*What to produce*
Locate all lines with the word "illustration". Copy them.

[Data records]
------------

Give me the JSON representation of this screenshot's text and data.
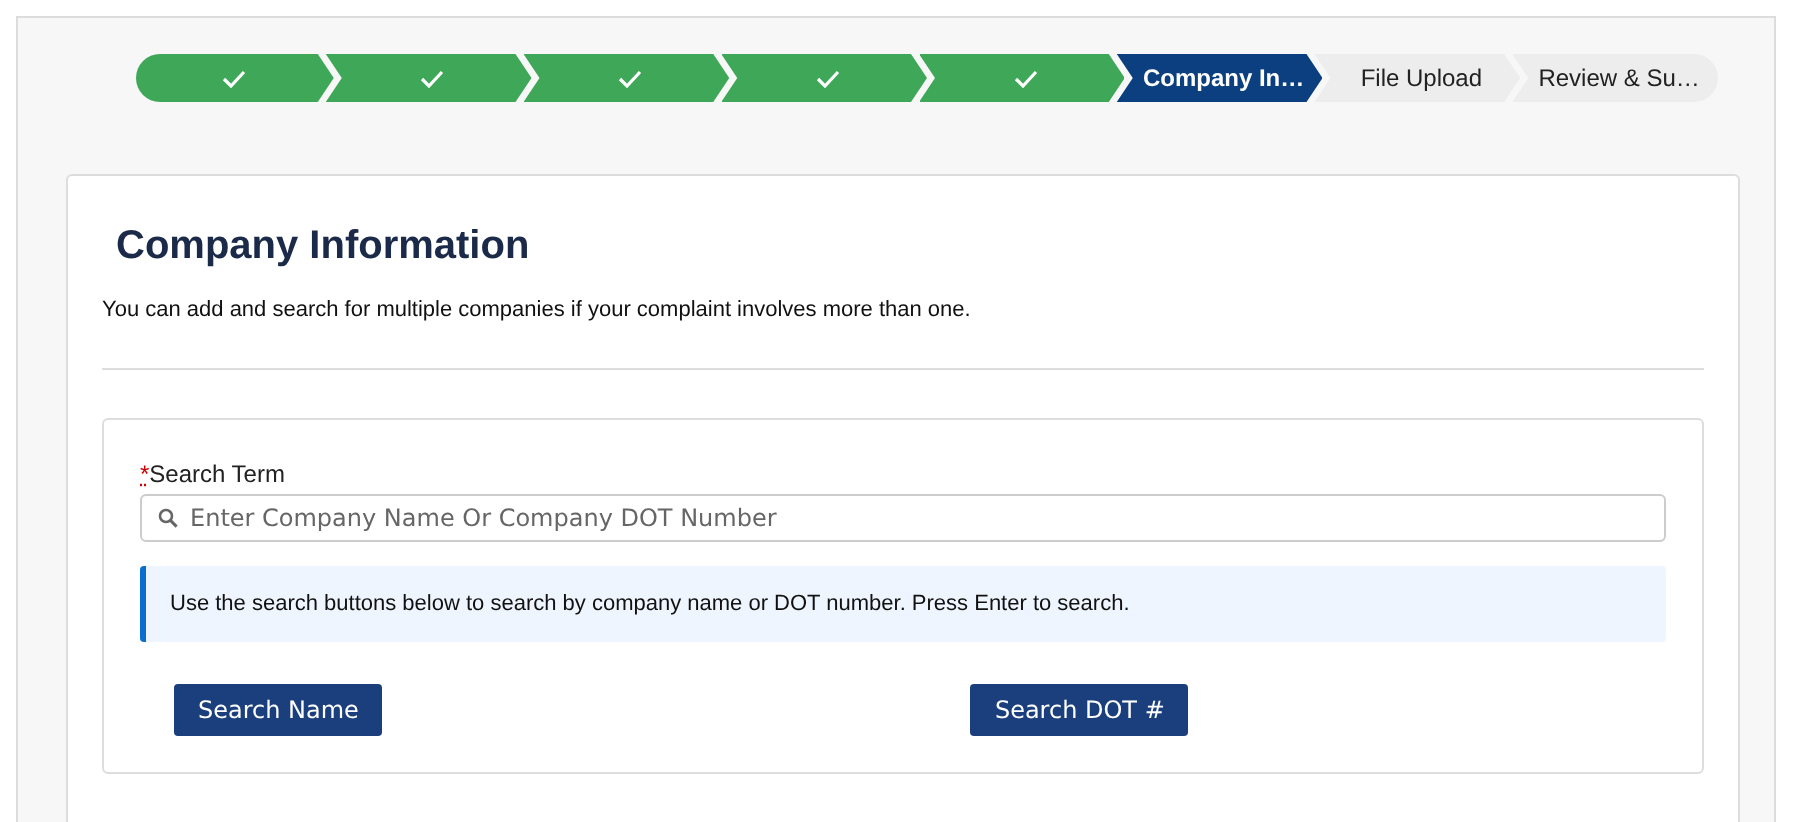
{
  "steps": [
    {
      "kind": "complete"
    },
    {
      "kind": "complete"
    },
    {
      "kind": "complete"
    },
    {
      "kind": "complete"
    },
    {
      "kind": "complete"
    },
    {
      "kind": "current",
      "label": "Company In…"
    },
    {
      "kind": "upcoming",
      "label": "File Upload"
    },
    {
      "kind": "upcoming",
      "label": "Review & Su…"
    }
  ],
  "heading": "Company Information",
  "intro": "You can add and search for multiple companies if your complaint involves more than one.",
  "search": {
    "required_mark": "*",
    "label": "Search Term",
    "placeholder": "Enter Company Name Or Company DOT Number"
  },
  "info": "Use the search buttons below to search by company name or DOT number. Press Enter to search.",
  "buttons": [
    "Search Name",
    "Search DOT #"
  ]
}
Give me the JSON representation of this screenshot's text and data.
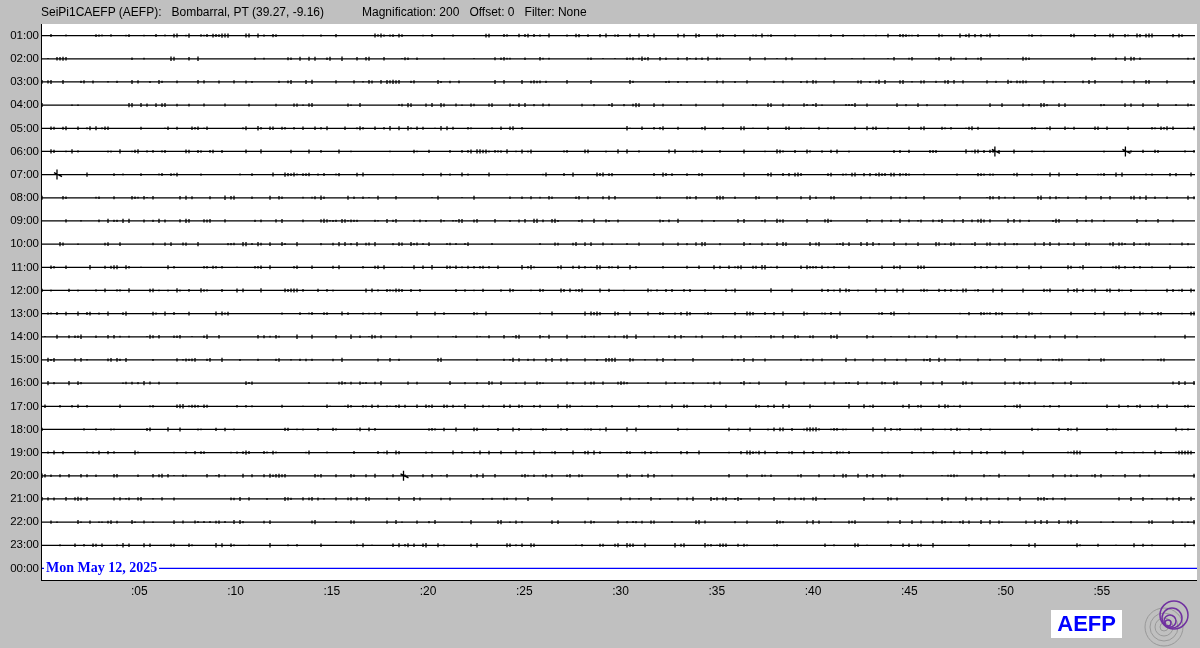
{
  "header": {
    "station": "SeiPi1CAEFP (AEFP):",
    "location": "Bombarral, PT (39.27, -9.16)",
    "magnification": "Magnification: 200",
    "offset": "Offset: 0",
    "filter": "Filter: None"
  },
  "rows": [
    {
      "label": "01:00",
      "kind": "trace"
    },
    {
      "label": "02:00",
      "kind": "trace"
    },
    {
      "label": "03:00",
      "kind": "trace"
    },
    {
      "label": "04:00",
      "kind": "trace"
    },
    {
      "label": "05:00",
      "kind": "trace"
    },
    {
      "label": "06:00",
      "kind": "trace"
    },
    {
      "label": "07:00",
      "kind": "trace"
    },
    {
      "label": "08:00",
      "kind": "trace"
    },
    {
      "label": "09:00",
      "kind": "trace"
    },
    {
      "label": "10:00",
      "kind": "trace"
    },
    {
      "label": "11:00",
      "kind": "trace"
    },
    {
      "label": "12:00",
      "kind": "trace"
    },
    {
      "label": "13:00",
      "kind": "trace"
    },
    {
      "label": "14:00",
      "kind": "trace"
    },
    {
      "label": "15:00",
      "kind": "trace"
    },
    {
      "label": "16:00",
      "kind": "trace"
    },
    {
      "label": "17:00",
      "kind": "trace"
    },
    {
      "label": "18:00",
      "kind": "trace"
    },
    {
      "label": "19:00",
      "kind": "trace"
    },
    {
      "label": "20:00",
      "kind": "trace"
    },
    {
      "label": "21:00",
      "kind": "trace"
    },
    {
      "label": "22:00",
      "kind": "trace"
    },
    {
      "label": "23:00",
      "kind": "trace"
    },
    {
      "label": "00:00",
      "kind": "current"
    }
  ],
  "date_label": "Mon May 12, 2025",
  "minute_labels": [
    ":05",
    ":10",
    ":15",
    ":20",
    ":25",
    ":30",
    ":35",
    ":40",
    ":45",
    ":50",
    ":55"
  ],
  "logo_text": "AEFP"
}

------------

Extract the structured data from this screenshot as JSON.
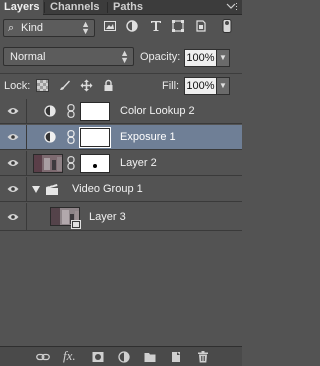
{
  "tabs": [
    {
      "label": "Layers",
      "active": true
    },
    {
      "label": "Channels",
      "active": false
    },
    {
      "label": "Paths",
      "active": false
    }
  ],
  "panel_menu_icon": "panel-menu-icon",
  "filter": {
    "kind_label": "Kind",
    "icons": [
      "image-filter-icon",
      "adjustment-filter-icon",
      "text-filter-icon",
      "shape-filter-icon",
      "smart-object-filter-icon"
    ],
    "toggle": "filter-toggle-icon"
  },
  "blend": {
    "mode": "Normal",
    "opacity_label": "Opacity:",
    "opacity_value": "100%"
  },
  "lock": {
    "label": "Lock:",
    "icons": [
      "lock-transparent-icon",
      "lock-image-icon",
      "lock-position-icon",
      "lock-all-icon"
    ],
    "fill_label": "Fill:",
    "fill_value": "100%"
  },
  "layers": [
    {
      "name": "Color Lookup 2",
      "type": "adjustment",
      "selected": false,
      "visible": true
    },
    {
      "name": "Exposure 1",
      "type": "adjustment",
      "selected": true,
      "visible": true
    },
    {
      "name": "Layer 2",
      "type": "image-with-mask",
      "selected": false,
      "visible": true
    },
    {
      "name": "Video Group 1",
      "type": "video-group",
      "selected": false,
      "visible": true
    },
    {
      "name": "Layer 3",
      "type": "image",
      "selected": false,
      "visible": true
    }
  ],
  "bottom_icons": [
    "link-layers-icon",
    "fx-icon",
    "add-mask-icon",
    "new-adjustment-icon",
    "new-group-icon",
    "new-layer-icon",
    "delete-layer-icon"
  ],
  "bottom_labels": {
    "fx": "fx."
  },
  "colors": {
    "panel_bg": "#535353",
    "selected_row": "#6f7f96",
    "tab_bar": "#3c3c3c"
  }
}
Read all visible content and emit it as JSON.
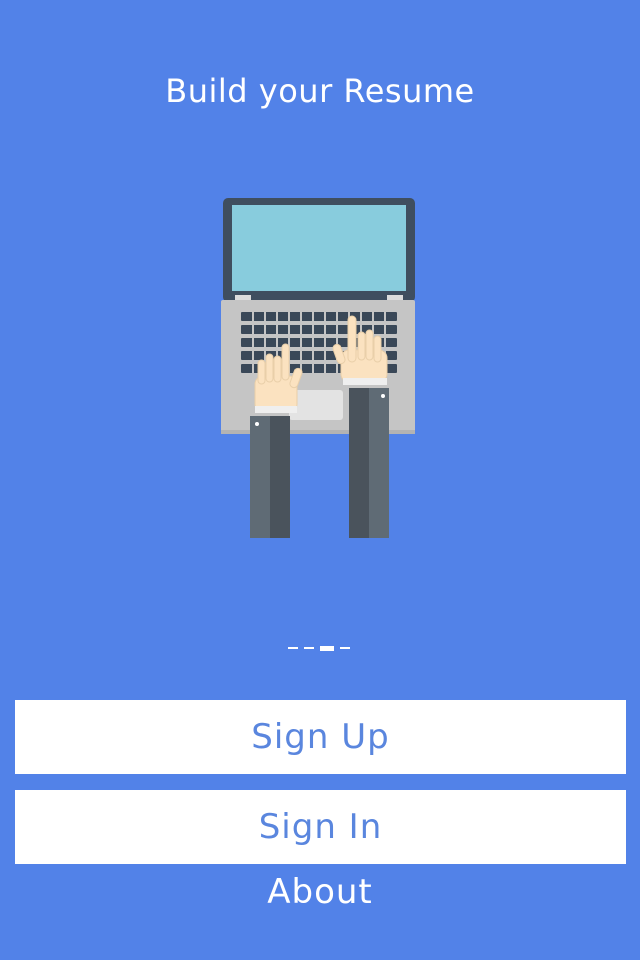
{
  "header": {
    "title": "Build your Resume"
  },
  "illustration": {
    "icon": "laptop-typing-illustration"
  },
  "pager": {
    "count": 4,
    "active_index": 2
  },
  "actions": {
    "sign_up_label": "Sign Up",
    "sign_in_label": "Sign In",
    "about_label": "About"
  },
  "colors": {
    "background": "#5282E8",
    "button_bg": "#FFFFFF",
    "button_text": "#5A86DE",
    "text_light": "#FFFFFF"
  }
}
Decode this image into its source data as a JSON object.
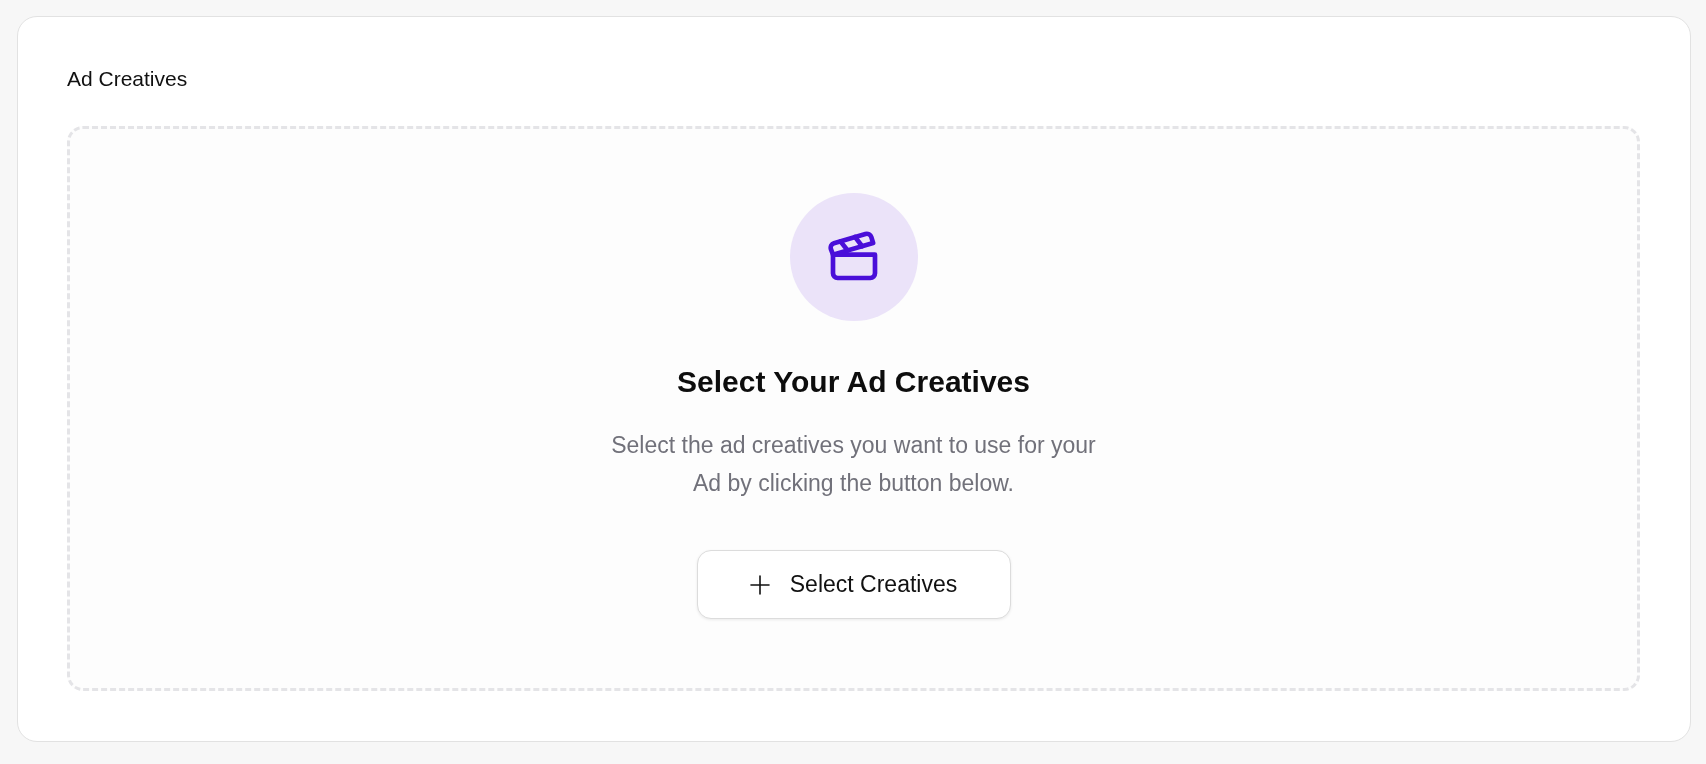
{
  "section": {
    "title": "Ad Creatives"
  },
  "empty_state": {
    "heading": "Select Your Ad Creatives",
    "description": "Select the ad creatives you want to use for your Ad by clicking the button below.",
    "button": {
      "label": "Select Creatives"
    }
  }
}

------------

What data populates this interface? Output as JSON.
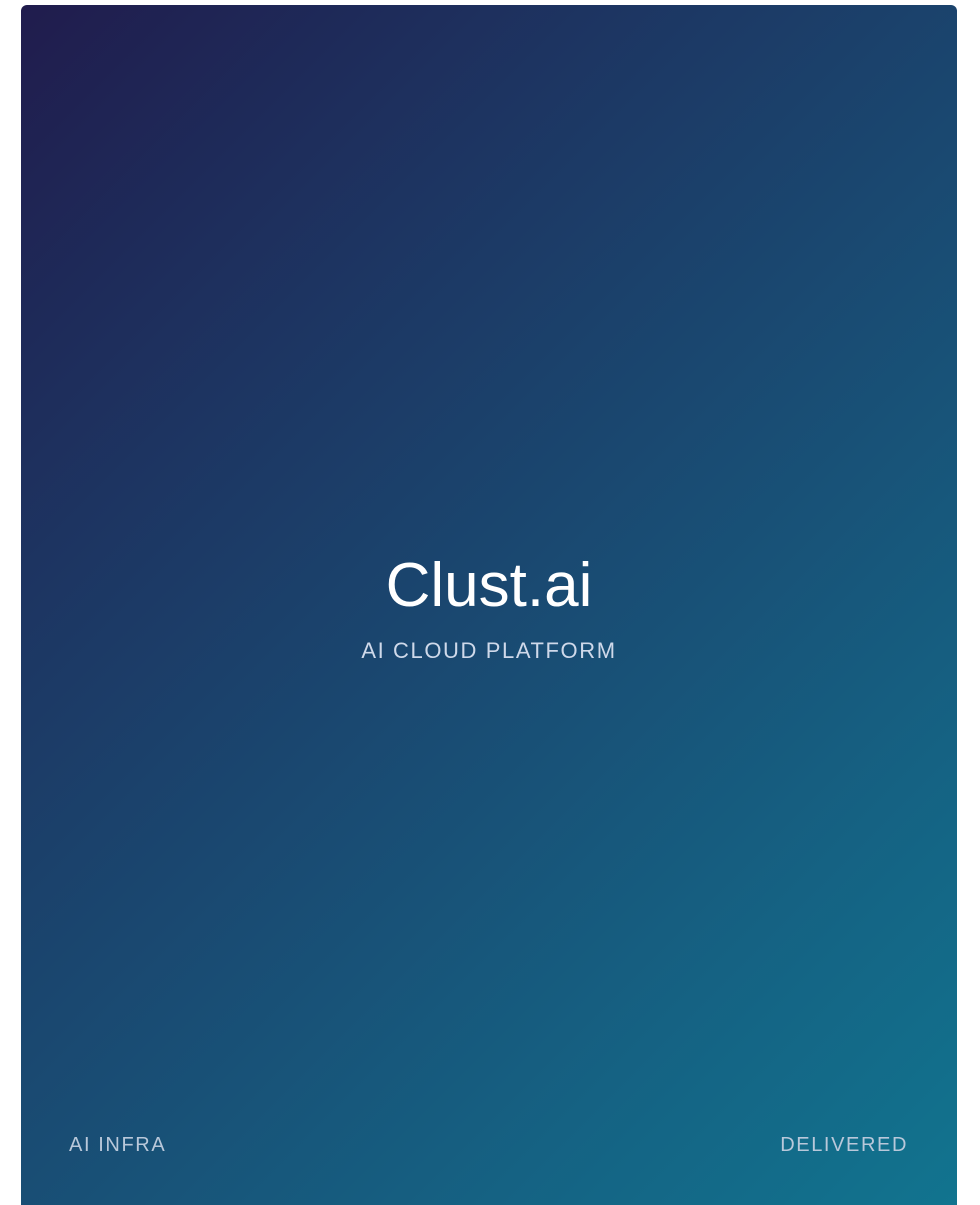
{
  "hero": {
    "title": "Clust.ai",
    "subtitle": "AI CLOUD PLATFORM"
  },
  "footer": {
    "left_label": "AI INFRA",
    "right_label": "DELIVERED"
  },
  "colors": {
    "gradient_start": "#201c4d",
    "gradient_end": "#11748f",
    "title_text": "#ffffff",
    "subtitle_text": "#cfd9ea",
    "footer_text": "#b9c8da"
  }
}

------------

*Answer below*
  "illustration": {
    "icon": "laptop-typing-illustration"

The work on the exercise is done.